* Stored items *
^^^^^^^^

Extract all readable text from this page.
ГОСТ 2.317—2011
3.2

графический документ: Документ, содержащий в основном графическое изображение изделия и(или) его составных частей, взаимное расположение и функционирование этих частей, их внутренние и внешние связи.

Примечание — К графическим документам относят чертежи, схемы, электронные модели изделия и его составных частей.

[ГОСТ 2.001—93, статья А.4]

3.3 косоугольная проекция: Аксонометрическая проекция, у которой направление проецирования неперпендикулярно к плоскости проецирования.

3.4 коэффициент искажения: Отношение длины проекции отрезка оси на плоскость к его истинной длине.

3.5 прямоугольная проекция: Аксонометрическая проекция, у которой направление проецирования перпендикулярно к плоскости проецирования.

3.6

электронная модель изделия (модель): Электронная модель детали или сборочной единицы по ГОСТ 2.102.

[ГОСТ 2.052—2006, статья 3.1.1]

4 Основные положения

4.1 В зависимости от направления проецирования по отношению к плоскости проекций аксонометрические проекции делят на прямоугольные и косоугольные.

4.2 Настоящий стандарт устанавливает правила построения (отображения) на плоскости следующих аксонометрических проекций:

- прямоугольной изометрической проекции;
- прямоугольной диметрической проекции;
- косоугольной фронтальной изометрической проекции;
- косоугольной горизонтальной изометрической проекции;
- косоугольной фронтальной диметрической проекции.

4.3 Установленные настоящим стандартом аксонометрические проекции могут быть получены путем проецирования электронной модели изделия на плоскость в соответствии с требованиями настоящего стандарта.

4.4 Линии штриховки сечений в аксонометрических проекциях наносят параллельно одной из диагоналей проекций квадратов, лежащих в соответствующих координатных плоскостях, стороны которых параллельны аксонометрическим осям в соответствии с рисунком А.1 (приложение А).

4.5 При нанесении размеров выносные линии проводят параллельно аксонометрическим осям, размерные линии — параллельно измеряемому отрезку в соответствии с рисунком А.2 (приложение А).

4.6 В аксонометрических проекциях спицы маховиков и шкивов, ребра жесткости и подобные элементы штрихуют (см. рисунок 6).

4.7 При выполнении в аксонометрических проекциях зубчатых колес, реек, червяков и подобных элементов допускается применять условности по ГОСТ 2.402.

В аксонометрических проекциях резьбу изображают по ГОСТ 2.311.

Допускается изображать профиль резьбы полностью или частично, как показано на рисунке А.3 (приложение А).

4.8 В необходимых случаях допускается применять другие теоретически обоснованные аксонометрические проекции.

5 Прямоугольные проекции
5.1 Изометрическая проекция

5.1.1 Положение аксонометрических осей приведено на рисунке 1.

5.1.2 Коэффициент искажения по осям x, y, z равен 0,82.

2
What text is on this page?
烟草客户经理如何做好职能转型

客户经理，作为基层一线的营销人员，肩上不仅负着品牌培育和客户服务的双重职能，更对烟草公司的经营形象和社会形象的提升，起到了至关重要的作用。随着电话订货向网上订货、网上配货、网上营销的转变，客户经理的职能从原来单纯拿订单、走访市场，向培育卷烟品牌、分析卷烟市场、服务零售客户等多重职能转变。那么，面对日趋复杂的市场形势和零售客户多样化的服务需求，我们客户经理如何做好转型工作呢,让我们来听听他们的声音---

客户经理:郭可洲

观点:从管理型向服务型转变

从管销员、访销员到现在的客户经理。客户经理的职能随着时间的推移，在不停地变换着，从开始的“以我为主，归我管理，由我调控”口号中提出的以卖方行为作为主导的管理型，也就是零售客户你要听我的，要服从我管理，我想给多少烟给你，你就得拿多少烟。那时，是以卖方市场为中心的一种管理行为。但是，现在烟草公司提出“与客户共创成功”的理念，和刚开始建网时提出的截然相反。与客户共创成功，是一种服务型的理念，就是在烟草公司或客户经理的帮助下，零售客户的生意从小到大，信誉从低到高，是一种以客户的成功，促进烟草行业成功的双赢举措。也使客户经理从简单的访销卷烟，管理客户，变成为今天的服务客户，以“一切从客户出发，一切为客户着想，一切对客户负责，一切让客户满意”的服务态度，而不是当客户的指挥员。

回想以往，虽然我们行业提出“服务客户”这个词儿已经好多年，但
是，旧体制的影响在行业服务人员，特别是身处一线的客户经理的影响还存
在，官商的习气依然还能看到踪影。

^^^^^^^^

* WRITTEN INSTRUCTION *
Extract every line from the one with "What text is on this page?" down to the final line above, both included, exactly as written.

* WRITTEN ANSWER *
What text is on this page?
烟草客户经理如何做好职能转型

客户经理，作为基层一线的营销人员，肩上不仅负着品牌培育和客户服务的双重职能，更对烟草公司的经营形象和社会形象的提升，起到了至关重要的作用。随着电话订货向网上订货、网上配货、网上营销的转变，客户经理的职能从原来单纯拿订单、走访市场，向培育卷烟品牌、分析卷烟市场、服务零售客户等多重职能转变。那么，面对日趋复杂的市场形势和零售客户多样化的服务需求，我们客户经理如何做好转型工作呢,让我们来听听他们的声音---

客户经理:郭可洲

观点:从管理型向服务型转变

从管销员、访销员到现在的客户经理。客户经理的职能随着时间的推移，在不停地变换着，从开始的“以我为主，归我管理，由我调控”口号中提出的以卖方行为作为主导的管理型，也就是零售客户你要听我的，要服从我管理，我想给多少烟给你，你就得拿多少烟。那时，是以卖方市场为中心的一种管理行为。但是，现在烟草公司提出“与客户共创成功”的理念，和刚开始建网时提出的截然相反。与客户共创成功，是一种服务型的理念，就是在烟草公司或客户经理的帮助下，零售客户的生意从小到大，信誉从低到高，是一种以客户的成功，促进烟草行业成功的双赢举措。也使客户经理从简单的访销卷烟，管理客户，变成为今天的服务客户，以“一切从客户出发，一切为客户着想，一切对客户负责，一切让客户满意”的服务态度，而不是当客户的指挥员。

回想以往，虽然我们行业提出“服务客户”这个词儿已经好多年，但
是，旧体制的影响在行业服务人员，特别是身处一线的客户经理的影响还存
在，官商的习气依然还能看到踪影。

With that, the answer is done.